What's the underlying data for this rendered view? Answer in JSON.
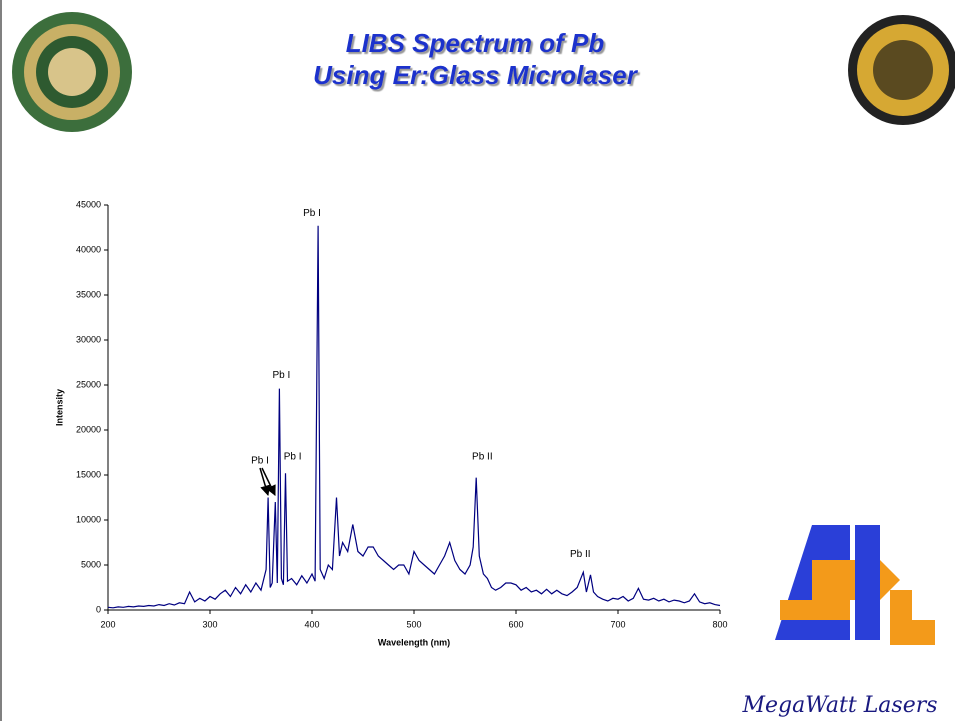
{
  "title_lines": [
    "LIBS Spectrum of Pb",
    "Using Er:Glass Microlaser"
  ],
  "footer": "MegaWatt Lasers",
  "chart_data": {
    "type": "line",
    "color": "#000080",
    "x_label": "Wavelength (nm)",
    "y_label": "Intensity",
    "xlim": [
      200,
      800
    ],
    "xticks": [
      200,
      300,
      400,
      500,
      600,
      700,
      800
    ],
    "ylim": [
      0,
      45000
    ],
    "yticks": [
      0,
      5000,
      10000,
      15000,
      20000,
      25000,
      30000,
      35000,
      40000,
      45000
    ],
    "grid": false,
    "x": [
      200,
      205,
      210,
      215,
      220,
      225,
      230,
      235,
      240,
      245,
      250,
      255,
      260,
      265,
      270,
      275,
      280,
      285,
      290,
      295,
      300,
      305,
      310,
      315,
      320,
      325,
      330,
      335,
      340,
      345,
      350,
      355,
      357,
      359,
      361,
      364,
      366,
      368,
      370,
      372,
      374,
      376,
      380,
      385,
      390,
      395,
      400,
      403,
      406,
      408,
      412,
      416,
      420,
      424,
      427,
      430,
      435,
      440,
      445,
      450,
      455,
      460,
      465,
      470,
      475,
      480,
      485,
      490,
      495,
      500,
      505,
      510,
      515,
      520,
      525,
      530,
      535,
      540,
      545,
      550,
      555,
      558,
      561,
      564,
      568,
      572,
      576,
      580,
      585,
      590,
      595,
      600,
      605,
      610,
      615,
      620,
      625,
      630,
      635,
      640,
      645,
      650,
      655,
      660,
      666,
      669,
      673,
      676,
      680,
      685,
      690,
      695,
      700,
      705,
      710,
      715,
      720,
      725,
      730,
      735,
      740,
      745,
      750,
      755,
      760,
      765,
      770,
      775,
      780,
      785,
      790,
      795,
      800
    ],
    "values": [
      300,
      250,
      350,
      300,
      400,
      350,
      450,
      400,
      500,
      450,
      600,
      500,
      700,
      550,
      800,
      700,
      2000,
      900,
      1300,
      1000,
      1500,
      1200,
      1800,
      2200,
      1500,
      2500,
      1800,
      2800,
      2000,
      3000,
      2200,
      4500,
      12500,
      2500,
      3000,
      12000,
      3000,
      24600,
      3500,
      2800,
      15200,
      3200,
      3500,
      2800,
      3800,
      3000,
      4000,
      3200,
      42700,
      4500,
      3500,
      5000,
      4500,
      12500,
      6000,
      7500,
      6500,
      9500,
      6500,
      6000,
      7000,
      7000,
      6000,
      5500,
      5000,
      4500,
      5000,
      5000,
      4000,
      6500,
      5500,
      5000,
      4500,
      4000,
      5000,
      6000,
      7500,
      5500,
      4500,
      4000,
      5000,
      7000,
      14700,
      6000,
      4000,
      3500,
      2500,
      2200,
      2500,
      3000,
      3000,
      2800,
      2200,
      2500,
      2000,
      2200,
      1800,
      2300,
      1800,
      2200,
      1800,
      1600,
      2000,
      2500,
      4200,
      2000,
      3900,
      2000,
      1500,
      1200,
      1000,
      1300,
      1200,
      1500,
      1000,
      1300,
      2400,
      1200,
      1100,
      1300,
      1000,
      1200,
      900,
      1100,
      1000,
      800,
      1000,
      1800,
      900,
      700,
      800,
      600,
      500
    ],
    "annotations": [
      {
        "text": "Pb I",
        "x": 400,
        "y": 43800
      },
      {
        "text": "Pb I",
        "x": 370,
        "y": 25800
      },
      {
        "text": "Pb I",
        "x": 381,
        "y": 16700
      },
      {
        "text": "Pb I",
        "x": 349,
        "y": 16300
      },
      {
        "text": "Pb II",
        "x": 567,
        "y": 16700
      },
      {
        "text": "Pb II",
        "x": 663,
        "y": 5900
      }
    ]
  }
}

» The task:
Word for word, quote the full listing, omitting every picture.

» The completed task:
What's the underlying data for this rendered view? Answer in JSON.
{
  "title_lines": [
    "LIBS Spectrum of Pb",
    "Using Er:Glass Microlaser"
  ],
  "footer": "MegaWatt Lasers",
  "chart_data": {
    "type": "line",
    "color": "#000080",
    "x_label": "Wavelength (nm)",
    "y_label": "Intensity",
    "xlim": [
      200,
      800
    ],
    "xticks": [
      200,
      300,
      400,
      500,
      600,
      700,
      800
    ],
    "ylim": [
      0,
      45000
    ],
    "yticks": [
      0,
      5000,
      10000,
      15000,
      20000,
      25000,
      30000,
      35000,
      40000,
      45000
    ],
    "grid": false,
    "x": [
      200,
      205,
      210,
      215,
      220,
      225,
      230,
      235,
      240,
      245,
      250,
      255,
      260,
      265,
      270,
      275,
      280,
      285,
      290,
      295,
      300,
      305,
      310,
      315,
      320,
      325,
      330,
      335,
      340,
      345,
      350,
      355,
      357,
      359,
      361,
      364,
      366,
      368,
      370,
      372,
      374,
      376,
      380,
      385,
      390,
      395,
      400,
      403,
      406,
      408,
      412,
      416,
      420,
      424,
      427,
      430,
      435,
      440,
      445,
      450,
      455,
      460,
      465,
      470,
      475,
      480,
      485,
      490,
      495,
      500,
      505,
      510,
      515,
      520,
      525,
      530,
      535,
      540,
      545,
      550,
      555,
      558,
      561,
      564,
      568,
      572,
      576,
      580,
      585,
      590,
      595,
      600,
      605,
      610,
      615,
      620,
      625,
      630,
      635,
      640,
      645,
      650,
      655,
      660,
      666,
      669,
      673,
      676,
      680,
      685,
      690,
      695,
      700,
      705,
      710,
      715,
      720,
      725,
      730,
      735,
      740,
      745,
      750,
      755,
      760,
      765,
      770,
      775,
      780,
      785,
      790,
      795,
      800
    ],
    "values": [
      300,
      250,
      350,
      300,
      400,
      350,
      450,
      400,
      500,
      450,
      600,
      500,
      700,
      550,
      800,
      700,
      2000,
      900,
      1300,
      1000,
      1500,
      1200,
      1800,
      2200,
      1500,
      2500,
      1800,
      2800,
      2000,
      3000,
      2200,
      4500,
      12500,
      2500,
      3000,
      12000,
      3000,
      24600,
      3500,
      2800,
      15200,
      3200,
      3500,
      2800,
      3800,
      3000,
      4000,
      3200,
      42700,
      4500,
      3500,
      5000,
      4500,
      12500,
      6000,
      7500,
      6500,
      9500,
      6500,
      6000,
      7000,
      7000,
      6000,
      5500,
      5000,
      4500,
      5000,
      5000,
      4000,
      6500,
      5500,
      5000,
      4500,
      4000,
      5000,
      6000,
      7500,
      5500,
      4500,
      4000,
      5000,
      7000,
      14700,
      6000,
      4000,
      3500,
      2500,
      2200,
      2500,
      3000,
      3000,
      2800,
      2200,
      2500,
      2000,
      2200,
      1800,
      2300,
      1800,
      2200,
      1800,
      1600,
      2000,
      2500,
      4200,
      2000,
      3900,
      2000,
      1500,
      1200,
      1000,
      1300,
      1200,
      1500,
      1000,
      1300,
      2400,
      1200,
      1100,
      1300,
      1000,
      1200,
      900,
      1100,
      1000,
      800,
      1000,
      1800,
      900,
      700,
      800,
      600,
      500
    ],
    "annotations": [
      {
        "text": "Pb I",
        "x": 400,
        "y": 43800
      },
      {
        "text": "Pb I",
        "x": 370,
        "y": 25800
      },
      {
        "text": "Pb I",
        "x": 381,
        "y": 16700
      },
      {
        "text": "Pb I",
        "x": 349,
        "y": 16300
      },
      {
        "text": "Pb II",
        "x": 567,
        "y": 16700
      },
      {
        "text": "Pb II",
        "x": 663,
        "y": 5900
      }
    ]
  }
}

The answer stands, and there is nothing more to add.